▶ _TASK BRIEF_: Transcribe the material in full, exactly as written.

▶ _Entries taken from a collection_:
========================
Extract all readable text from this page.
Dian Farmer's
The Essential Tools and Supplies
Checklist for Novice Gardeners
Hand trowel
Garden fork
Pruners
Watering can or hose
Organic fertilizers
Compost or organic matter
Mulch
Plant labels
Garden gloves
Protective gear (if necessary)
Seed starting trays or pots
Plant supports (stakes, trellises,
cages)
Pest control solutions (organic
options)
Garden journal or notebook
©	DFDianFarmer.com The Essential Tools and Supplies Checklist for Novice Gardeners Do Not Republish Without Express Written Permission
========================
▶ _RESPONSE TO THIS EXERCISE_:
Extract all readable text from this page.
Dian Farmer's
The Essential Tools and Supplies
Checklist for Novice Gardeners
Hand trowel
Garden fork
Pruners
Watering can or hose
Organic fertilizers
Compost or organic matter
Mulch
Plant labels
Garden gloves
Protective gear (if necessary)
Seed starting trays or pots
Plant supports (stakes, trellises,
cages)
Pest control solutions (organic
options)
Garden journal or notebook
©	DFDianFarmer.com The Essential Tools and Supplies Checklist for Novice Gardeners Do Not Republish Without Express Written Permission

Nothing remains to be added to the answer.